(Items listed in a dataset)
───
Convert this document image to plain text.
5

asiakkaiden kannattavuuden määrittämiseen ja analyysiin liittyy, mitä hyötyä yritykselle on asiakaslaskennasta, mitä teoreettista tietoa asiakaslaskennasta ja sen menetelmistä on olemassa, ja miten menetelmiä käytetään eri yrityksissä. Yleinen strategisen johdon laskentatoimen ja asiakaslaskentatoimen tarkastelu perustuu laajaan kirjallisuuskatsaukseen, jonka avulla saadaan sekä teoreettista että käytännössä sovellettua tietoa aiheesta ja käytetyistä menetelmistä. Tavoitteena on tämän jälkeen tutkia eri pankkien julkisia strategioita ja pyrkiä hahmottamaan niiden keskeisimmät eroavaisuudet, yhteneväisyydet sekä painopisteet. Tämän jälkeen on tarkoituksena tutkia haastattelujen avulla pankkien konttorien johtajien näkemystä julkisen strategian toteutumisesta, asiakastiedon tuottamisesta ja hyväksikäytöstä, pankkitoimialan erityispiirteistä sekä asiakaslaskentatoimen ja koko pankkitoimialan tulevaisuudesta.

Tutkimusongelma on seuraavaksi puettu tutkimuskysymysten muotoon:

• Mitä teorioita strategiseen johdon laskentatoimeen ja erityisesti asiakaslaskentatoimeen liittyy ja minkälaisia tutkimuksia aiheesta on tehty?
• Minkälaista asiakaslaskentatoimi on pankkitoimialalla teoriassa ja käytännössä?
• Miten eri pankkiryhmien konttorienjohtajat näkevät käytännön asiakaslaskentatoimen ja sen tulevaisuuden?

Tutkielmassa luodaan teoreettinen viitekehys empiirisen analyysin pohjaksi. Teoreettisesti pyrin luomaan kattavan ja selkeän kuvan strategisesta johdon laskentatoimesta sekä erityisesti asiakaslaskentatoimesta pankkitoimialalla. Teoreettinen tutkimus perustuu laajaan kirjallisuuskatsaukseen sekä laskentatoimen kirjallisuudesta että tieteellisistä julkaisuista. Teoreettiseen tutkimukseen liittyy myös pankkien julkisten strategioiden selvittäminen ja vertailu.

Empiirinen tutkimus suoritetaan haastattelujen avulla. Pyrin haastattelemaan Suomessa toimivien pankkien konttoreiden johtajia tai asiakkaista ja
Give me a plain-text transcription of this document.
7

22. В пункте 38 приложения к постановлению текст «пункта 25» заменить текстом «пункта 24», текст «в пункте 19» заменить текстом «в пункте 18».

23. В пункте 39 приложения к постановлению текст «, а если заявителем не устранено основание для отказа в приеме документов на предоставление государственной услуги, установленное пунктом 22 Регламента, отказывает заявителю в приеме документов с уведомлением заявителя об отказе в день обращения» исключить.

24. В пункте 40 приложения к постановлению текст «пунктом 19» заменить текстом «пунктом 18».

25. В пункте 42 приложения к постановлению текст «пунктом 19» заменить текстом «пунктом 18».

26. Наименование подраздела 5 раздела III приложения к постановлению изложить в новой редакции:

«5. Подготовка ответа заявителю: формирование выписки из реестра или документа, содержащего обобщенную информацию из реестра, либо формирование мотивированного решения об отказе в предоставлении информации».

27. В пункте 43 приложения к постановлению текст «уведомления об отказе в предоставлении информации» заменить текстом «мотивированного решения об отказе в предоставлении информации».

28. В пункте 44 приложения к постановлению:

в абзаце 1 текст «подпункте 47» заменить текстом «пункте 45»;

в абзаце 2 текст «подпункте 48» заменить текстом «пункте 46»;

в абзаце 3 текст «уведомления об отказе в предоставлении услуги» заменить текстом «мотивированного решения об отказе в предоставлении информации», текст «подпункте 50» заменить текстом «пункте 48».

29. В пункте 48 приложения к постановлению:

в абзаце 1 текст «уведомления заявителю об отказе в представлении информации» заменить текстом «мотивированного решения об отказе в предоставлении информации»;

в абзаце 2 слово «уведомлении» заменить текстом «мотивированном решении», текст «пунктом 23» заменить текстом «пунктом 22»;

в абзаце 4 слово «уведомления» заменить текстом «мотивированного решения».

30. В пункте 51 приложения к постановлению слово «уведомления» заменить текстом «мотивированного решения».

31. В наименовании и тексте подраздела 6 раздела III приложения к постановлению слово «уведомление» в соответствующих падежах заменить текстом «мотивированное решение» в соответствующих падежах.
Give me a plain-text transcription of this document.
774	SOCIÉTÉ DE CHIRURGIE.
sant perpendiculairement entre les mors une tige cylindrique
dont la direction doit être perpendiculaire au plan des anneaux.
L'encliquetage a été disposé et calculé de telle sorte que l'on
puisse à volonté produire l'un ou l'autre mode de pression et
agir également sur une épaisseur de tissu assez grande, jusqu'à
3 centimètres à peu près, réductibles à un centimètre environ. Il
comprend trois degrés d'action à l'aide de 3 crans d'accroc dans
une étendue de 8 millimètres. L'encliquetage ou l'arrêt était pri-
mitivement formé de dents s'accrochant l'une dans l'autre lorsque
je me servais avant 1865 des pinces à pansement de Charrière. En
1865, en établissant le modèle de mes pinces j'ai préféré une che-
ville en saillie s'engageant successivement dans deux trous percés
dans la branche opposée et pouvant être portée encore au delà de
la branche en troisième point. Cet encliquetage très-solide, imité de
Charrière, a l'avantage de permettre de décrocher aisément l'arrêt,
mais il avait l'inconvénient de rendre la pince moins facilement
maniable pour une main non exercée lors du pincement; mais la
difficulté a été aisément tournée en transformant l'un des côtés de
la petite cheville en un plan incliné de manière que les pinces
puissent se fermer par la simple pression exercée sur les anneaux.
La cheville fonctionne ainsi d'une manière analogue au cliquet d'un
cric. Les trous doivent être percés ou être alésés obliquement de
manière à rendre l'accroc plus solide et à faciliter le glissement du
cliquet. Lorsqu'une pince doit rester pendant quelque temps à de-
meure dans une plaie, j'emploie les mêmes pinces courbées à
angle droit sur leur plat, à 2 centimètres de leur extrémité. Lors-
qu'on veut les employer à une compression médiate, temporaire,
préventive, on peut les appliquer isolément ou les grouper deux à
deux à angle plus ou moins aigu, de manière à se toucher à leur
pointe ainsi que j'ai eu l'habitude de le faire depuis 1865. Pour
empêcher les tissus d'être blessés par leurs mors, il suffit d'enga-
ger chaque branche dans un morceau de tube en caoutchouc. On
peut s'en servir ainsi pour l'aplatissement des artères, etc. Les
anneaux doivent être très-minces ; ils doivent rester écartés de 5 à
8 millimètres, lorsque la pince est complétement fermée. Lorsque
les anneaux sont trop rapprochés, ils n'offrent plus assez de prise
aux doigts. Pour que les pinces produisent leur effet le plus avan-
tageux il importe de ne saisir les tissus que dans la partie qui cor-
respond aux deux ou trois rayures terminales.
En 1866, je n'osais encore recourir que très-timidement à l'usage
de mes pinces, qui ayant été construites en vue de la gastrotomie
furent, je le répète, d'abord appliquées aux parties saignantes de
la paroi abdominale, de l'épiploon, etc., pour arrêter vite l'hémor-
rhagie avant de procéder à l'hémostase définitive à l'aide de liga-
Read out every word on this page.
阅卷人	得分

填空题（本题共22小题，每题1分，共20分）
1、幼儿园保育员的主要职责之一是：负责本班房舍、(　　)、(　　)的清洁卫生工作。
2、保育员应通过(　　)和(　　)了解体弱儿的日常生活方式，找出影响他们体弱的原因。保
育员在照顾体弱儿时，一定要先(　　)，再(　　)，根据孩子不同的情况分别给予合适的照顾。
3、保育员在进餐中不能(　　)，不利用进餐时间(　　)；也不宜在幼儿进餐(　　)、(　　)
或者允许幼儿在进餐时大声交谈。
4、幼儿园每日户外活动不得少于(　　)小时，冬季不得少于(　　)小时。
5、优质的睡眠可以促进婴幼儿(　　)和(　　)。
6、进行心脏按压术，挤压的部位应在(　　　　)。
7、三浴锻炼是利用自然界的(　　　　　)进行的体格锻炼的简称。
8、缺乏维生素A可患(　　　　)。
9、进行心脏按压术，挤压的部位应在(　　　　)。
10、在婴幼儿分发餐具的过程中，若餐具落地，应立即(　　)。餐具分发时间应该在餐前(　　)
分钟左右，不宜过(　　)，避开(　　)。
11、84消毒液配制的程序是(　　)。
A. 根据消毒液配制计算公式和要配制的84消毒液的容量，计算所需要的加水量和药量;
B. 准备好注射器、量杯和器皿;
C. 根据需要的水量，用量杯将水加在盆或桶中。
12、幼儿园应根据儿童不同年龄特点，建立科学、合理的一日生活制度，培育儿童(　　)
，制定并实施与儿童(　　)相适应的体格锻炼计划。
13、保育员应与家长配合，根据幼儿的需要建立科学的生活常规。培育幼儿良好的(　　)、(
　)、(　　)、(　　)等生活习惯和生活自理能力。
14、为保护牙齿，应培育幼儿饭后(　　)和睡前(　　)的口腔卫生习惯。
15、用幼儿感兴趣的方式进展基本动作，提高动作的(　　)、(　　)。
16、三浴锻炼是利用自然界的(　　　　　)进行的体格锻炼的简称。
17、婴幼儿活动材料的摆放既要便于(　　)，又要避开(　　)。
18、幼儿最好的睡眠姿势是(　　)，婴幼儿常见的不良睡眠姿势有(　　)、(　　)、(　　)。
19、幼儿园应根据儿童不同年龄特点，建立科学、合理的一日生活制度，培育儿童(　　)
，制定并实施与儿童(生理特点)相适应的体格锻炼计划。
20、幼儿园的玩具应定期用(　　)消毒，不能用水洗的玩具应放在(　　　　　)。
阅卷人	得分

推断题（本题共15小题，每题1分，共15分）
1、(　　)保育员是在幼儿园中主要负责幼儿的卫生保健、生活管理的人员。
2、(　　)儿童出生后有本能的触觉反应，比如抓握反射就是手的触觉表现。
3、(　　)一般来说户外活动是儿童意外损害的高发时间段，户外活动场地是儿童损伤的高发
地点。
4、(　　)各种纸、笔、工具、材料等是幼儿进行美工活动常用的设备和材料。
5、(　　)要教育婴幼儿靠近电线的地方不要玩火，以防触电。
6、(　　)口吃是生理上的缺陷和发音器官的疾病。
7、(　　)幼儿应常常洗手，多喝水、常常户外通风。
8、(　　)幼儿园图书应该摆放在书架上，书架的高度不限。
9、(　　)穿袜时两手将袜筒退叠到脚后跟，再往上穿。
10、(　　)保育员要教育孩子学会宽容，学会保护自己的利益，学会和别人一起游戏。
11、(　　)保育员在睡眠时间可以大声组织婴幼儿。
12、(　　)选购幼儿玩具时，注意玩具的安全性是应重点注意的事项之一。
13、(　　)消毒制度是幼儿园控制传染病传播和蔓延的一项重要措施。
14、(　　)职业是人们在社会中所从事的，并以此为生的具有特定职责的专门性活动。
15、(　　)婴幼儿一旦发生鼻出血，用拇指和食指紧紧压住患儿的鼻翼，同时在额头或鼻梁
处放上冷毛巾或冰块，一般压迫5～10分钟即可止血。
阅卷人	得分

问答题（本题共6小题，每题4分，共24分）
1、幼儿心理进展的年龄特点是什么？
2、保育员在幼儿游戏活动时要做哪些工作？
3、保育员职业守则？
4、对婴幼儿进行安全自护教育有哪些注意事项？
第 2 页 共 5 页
───
## TASK
Read the data above. Pull out each line in which the string "this" appears.

## RESULT
Convert this document image to plain text.
Give me a plain-text transcription of this document.
Give me a plain-text transcription of this document.
Read out every word on this page.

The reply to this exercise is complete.